TASK DESCRIPTION:
Emit the entire listing verbatim.

INFORMATION SUPPLIED:
== == ==

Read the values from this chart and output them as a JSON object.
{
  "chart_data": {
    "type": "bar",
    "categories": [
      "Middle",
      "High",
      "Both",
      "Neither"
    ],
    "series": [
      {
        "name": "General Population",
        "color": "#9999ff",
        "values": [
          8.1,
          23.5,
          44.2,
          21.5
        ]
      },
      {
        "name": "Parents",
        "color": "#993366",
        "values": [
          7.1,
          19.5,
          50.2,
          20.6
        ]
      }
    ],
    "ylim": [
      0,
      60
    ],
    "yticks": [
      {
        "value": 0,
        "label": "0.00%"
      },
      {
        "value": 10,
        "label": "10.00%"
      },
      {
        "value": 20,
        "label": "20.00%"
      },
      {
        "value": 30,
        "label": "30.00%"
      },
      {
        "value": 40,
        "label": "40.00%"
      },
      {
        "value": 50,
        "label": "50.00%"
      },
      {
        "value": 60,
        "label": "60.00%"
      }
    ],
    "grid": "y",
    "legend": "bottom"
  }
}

== == ==

WRITTEN ANSWER:
Read the values from this chart and output them as a JSON object.
{
  "chart_data": {
    "type": "bar",
    "categories": [
      "Middle",
      "High",
      "Both",
      "Neither"
    ],
    "series": [
      {
        "name": "General Population",
        "color": "#9999ff",
        "values": [
          8.1,
          23.5,
          44.2,
          21.5
        ]
      },
      {
        "name": "Parents",
        "color": "#993366",
        "values": [
          7.1,
          19.5,
          50.2,
          20.6
        ]
      }
    ],
    "ylim": [
      0,
      60
    ],
    "yticks": [
      {
        "value": 0,
        "label": "0.00%"
      },
      {
        "value": 10,
        "label": "10.00%"
      },
      {
        "value": 20,
        "label": "20.00%"
      },
      {
        "value": 30,
        "label": "30.00%"
      },
      {
        "value": 40,
        "label": "40.00%"
      },
      {
        "value": 50,
        "label": "50.00%"
      },
      {
        "value": 60,
        "label": "60.00%"
      }
    ],
    "grid": "y",
    "legend": "bottom"
  }
}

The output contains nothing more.